= Bounding box annotations =
________________

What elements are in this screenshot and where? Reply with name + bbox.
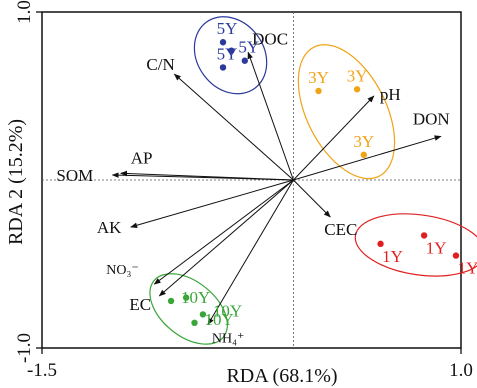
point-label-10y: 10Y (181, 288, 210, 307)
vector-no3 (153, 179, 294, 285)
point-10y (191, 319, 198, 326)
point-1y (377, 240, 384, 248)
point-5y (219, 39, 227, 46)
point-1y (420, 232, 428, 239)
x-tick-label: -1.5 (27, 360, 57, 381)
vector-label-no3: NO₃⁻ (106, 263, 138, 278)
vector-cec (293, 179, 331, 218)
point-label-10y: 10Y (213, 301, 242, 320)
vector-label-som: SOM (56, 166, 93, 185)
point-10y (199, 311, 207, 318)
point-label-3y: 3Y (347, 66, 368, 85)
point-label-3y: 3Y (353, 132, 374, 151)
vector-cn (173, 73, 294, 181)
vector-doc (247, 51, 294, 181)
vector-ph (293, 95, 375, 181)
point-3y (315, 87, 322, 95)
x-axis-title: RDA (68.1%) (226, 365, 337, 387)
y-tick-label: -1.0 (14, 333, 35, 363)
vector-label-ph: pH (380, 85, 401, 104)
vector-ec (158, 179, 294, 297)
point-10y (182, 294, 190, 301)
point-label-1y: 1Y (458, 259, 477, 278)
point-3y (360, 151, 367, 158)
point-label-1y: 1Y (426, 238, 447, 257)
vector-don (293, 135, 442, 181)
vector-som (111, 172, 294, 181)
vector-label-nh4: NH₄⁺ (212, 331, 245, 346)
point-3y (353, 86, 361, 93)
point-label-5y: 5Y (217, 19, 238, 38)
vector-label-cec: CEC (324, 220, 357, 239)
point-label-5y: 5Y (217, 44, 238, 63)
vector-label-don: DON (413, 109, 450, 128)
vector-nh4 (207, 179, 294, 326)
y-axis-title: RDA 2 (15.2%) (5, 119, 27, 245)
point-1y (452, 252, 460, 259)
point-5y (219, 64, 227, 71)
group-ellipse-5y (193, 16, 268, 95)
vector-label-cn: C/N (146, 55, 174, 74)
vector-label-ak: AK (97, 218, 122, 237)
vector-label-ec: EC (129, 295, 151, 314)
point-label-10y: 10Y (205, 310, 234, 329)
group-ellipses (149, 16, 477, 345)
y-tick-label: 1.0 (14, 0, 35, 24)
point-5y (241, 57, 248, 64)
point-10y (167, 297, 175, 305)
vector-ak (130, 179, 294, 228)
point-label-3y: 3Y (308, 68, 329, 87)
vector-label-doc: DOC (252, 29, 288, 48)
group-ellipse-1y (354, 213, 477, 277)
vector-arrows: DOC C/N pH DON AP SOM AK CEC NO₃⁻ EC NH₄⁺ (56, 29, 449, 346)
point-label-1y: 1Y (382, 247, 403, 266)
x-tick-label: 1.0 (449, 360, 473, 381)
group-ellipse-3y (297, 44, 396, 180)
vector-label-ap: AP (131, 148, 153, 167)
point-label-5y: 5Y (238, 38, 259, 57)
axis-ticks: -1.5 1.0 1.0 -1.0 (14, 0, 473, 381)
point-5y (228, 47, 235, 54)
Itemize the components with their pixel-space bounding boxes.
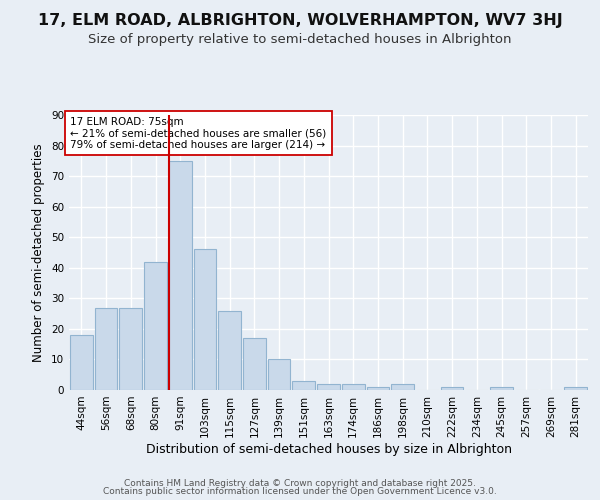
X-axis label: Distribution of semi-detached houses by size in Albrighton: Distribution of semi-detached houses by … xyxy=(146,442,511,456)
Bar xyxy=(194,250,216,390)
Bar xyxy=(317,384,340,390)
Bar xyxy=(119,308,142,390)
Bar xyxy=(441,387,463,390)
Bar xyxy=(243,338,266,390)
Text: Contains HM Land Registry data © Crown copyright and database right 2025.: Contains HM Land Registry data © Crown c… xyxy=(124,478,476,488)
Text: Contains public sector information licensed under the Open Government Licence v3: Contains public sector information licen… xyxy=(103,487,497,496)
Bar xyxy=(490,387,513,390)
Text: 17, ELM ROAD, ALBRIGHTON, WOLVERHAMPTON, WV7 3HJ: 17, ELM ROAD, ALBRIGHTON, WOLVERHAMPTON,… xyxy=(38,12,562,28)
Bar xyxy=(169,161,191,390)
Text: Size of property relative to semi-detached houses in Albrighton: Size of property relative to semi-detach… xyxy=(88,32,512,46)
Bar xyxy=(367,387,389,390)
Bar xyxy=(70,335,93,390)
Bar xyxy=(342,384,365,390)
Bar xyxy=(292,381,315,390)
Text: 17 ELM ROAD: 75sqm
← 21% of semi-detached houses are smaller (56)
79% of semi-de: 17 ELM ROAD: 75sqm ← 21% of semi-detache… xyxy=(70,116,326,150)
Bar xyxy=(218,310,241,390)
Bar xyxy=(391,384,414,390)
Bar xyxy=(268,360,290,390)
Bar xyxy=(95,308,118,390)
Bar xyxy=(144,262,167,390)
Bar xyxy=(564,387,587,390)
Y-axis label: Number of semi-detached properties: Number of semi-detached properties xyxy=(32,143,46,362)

________________

= Work instructions =
Copy the lines of the material from the line with "X-axis label: Distribution" through the line with "Bar xyxy=(367,387,389,390)", both included, without changing them.

= Answer to this problem =
X-axis label: Distribution of semi-detached houses by size in Albrighton: Distribution of semi-detached houses by … xyxy=(146,442,511,456)
Bar xyxy=(194,250,216,390)
Bar xyxy=(317,384,340,390)
Bar xyxy=(119,308,142,390)
Bar xyxy=(441,387,463,390)
Bar xyxy=(243,338,266,390)
Text: Contains HM Land Registry data © Crown copyright and database right 2025.: Contains HM Land Registry data © Crown c… xyxy=(124,478,476,488)
Text: Contains public sector information licensed under the Open Government Licence v3: Contains public sector information licen… xyxy=(103,487,497,496)
Bar xyxy=(490,387,513,390)
Text: 17, ELM ROAD, ALBRIGHTON, WOLVERHAMPTON, WV7 3HJ: 17, ELM ROAD, ALBRIGHTON, WOLVERHAMPTON,… xyxy=(38,12,562,28)
Bar xyxy=(169,161,191,390)
Text: Size of property relative to semi-detached houses in Albrighton: Size of property relative to semi-detach… xyxy=(88,32,512,46)
Bar xyxy=(367,387,389,390)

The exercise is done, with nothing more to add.